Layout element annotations
=-=-=-=-=
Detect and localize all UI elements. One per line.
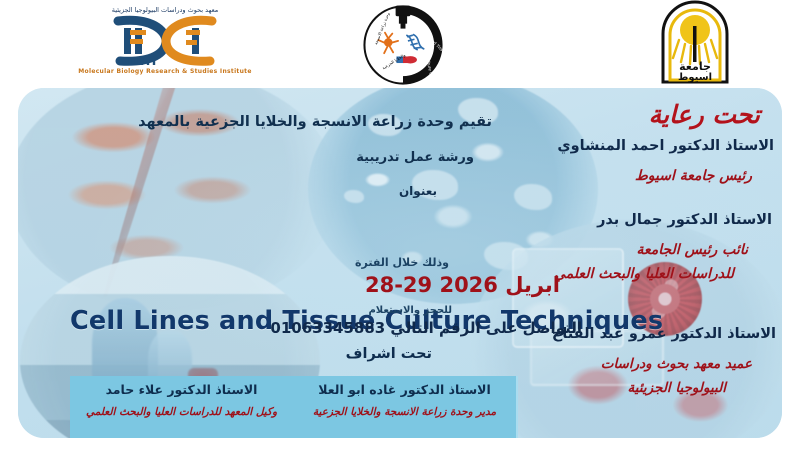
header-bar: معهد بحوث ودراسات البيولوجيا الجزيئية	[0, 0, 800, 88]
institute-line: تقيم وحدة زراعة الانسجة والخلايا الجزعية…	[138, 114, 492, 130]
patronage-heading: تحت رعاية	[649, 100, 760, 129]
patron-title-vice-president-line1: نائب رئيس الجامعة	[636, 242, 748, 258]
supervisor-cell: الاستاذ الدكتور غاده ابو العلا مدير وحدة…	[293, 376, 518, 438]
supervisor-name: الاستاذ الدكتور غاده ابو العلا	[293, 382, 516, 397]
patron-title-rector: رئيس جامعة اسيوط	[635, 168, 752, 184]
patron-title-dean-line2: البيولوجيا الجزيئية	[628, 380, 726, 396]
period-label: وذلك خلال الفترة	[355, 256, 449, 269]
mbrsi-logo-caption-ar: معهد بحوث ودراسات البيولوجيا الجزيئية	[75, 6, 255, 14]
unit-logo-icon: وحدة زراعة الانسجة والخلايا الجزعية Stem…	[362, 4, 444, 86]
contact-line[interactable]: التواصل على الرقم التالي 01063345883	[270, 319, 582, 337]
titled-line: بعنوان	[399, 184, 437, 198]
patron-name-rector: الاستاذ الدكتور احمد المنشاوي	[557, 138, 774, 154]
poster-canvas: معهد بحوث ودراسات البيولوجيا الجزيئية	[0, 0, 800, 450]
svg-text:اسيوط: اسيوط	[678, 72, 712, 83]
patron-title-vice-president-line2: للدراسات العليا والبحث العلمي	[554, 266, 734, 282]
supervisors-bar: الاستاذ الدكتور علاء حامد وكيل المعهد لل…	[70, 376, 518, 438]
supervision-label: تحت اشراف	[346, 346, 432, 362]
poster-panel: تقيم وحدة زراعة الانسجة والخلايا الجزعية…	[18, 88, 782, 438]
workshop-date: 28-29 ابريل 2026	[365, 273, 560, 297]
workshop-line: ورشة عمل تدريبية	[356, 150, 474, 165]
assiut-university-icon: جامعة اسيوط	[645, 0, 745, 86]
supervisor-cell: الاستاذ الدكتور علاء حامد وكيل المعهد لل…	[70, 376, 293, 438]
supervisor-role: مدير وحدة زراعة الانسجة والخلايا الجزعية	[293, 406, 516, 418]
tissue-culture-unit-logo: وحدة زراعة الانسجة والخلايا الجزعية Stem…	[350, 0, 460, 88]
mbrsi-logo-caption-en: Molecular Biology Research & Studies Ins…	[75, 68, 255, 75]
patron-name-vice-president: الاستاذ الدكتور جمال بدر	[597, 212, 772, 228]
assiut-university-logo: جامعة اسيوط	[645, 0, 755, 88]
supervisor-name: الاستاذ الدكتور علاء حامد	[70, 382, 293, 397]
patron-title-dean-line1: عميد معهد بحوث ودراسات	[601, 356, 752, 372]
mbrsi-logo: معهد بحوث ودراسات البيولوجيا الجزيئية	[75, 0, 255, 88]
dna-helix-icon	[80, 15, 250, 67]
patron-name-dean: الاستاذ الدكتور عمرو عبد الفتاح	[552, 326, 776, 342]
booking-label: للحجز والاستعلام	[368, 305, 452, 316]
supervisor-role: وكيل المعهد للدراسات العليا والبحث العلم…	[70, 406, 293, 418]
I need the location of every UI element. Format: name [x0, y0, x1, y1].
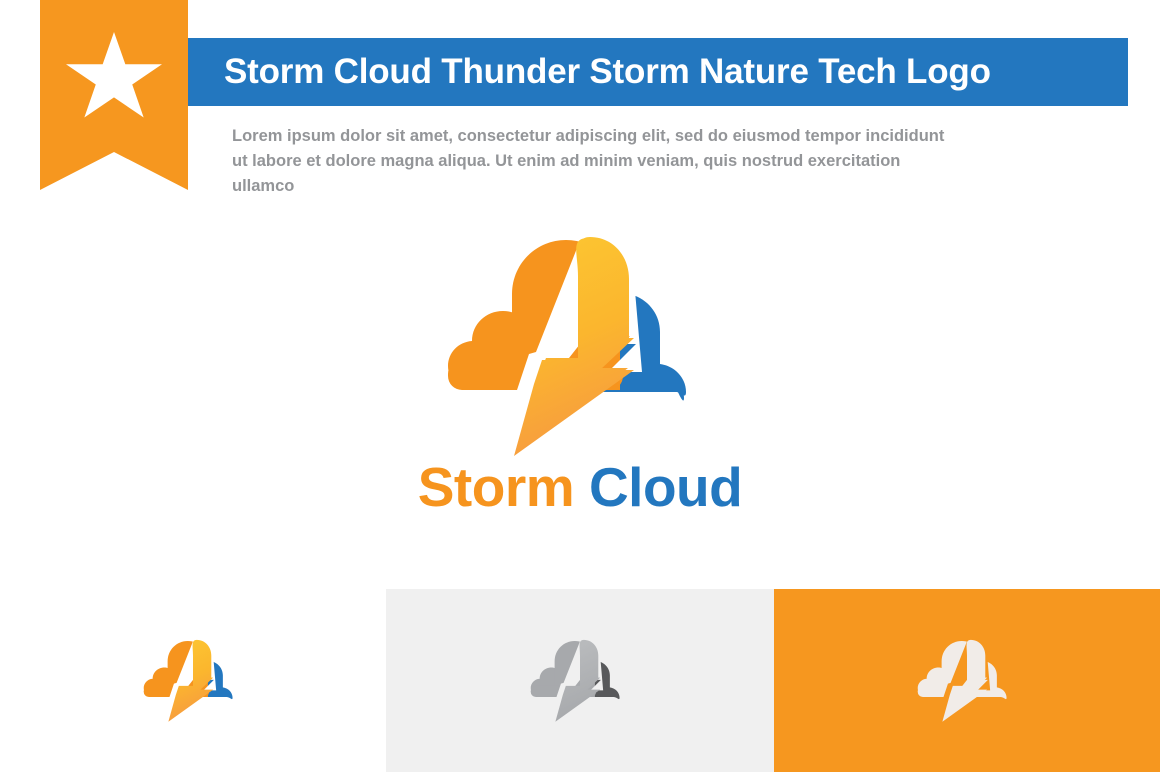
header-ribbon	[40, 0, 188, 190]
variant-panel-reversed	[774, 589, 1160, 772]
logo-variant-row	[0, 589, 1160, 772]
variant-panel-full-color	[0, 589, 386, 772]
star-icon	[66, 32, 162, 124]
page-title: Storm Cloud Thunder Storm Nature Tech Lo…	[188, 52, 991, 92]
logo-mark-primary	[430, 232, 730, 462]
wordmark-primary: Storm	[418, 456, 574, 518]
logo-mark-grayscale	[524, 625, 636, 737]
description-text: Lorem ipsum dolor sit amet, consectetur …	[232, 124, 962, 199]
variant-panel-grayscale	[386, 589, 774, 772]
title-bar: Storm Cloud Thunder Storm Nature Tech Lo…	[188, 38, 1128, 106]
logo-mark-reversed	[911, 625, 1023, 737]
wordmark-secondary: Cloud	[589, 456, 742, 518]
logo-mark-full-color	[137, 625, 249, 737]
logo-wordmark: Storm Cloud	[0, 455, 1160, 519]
=-=-=-=-=
◆ Given exercise
Replace every "supervisor-cell" with "supervisor-box" in all the rows above, keep everything else the same, and write the rows out again without the pictures.

◆ Exercise result
Detect and localize all UI elements. One per line.
header-bar: معهد بحوث ودراسات البيولوجيا الجزيئية	[0, 0, 800, 88]
institute-line: تقيم وحدة زراعة الانسجة والخلايا الجزعية…	[138, 114, 492, 130]
patronage-heading: تحت رعاية	[649, 100, 760, 129]
patron-title-vice-president-line1: نائب رئيس الجامعة	[636, 242, 748, 258]
supervisor-box: الاستاذ الدكتور غاده ابو العلا مدير وحدة…	[293, 376, 518, 438]
supervisor-name: الاستاذ الدكتور غاده ابو العلا	[293, 382, 516, 397]
patron-title-rector: رئيس جامعة اسيوط	[635, 168, 752, 184]
patron-title-dean-line2: البيولوجيا الجزيئية	[628, 380, 726, 396]
period-label: وذلك خلال الفترة	[355, 256, 449, 269]
mbrsi-logo-caption-ar: معهد بحوث ودراسات البيولوجيا الجزيئية	[75, 6, 255, 14]
unit-logo-icon: وحدة زراعة الانسجة والخلايا الجزعية Stem…	[362, 4, 444, 86]
contact-line[interactable]: التواصل على الرقم التالي 01063345883	[270, 319, 582, 337]
titled-line: بعنوان	[399, 184, 437, 198]
patron-name-rector: الاستاذ الدكتور احمد المنشاوي	[557, 138, 774, 154]
poster-canvas: معهد بحوث ودراسات البيولوجيا الجزيئية	[0, 0, 800, 450]
svg-text:اسيوط: اسيوط	[678, 72, 712, 83]
patron-title-vice-president-line2: للدراسات العليا والبحث العلمي	[554, 266, 734, 282]
supervisors-bar: الاستاذ الدكتور علاء حامد وكيل المعهد لل…	[70, 376, 518, 438]
supervision-label: تحت اشراف	[346, 346, 432, 362]
poster-panel: تقيم وحدة زراعة الانسجة والخلايا الجزعية…	[18, 88, 782, 438]
workshop-date: 28-29 ابريل 2026	[365, 273, 560, 297]
workshop-line: ورشة عمل تدريبية	[356, 150, 474, 165]
assiut-university-icon: جامعة اسيوط	[645, 0, 745, 86]
supervisor-box: الاستاذ الدكتور علاء حامد وكيل المعهد لل…	[70, 376, 293, 438]
supervisor-role: مدير وحدة زراعة الانسجة والخلايا الجزعية	[293, 406, 516, 418]
tissue-culture-unit-logo: وحدة زراعة الانسجة والخلايا الجزعية Stem…	[350, 0, 460, 88]
mbrsi-logo-caption-en: Molecular Biology Research & Studies Ins…	[75, 68, 255, 75]
patron-name-vice-president: الاستاذ الدكتور جمال بدر	[597, 212, 772, 228]
assiut-university-logo: جامعة اسيوط	[645, 0, 755, 88]
supervisor-name: الاستاذ الدكتور علاء حامد	[70, 382, 293, 397]
patron-title-dean-line1: عميد معهد بحوث ودراسات	[601, 356, 752, 372]
mbrsi-logo: معهد بحوث ودراسات البيولوجيا الجزيئية	[75, 0, 255, 88]
dna-helix-icon	[80, 15, 250, 67]
patron-name-dean: الاستاذ الدكتور عمرو عبد الفتاح	[552, 326, 776, 342]
booking-label: للحجز والاستعلام	[368, 305, 452, 316]
supervisor-role: وكيل المعهد للدراسات العليا والبحث العلم…	[70, 406, 293, 418]
I need the location of every UI element. Format: name [x0, y0, x1, y1].
header-ribbon	[40, 0, 188, 190]
variant-panel-reversed	[774, 589, 1160, 772]
logo-variant-row	[0, 589, 1160, 772]
variant-panel-full-color	[0, 589, 386, 772]
star-icon	[66, 32, 162, 124]
page-title: Storm Cloud Thunder Storm Nature Tech Lo…	[188, 52, 991, 92]
logo-mark-primary	[430, 232, 730, 462]
wordmark-primary: Storm	[418, 456, 574, 518]
logo-mark-grayscale	[524, 625, 636, 737]
description-text: Lorem ipsum dolor sit amet, consectetur …	[232, 124, 962, 199]
variant-panel-grayscale	[386, 589, 774, 772]
title-bar: Storm Cloud Thunder Storm Nature Tech Lo…	[188, 38, 1128, 106]
logo-mark-reversed	[911, 625, 1023, 737]
wordmark-secondary: Cloud	[589, 456, 742, 518]
logo-mark-full-color	[137, 625, 249, 737]
logo-wordmark: Storm Cloud	[0, 455, 1160, 519]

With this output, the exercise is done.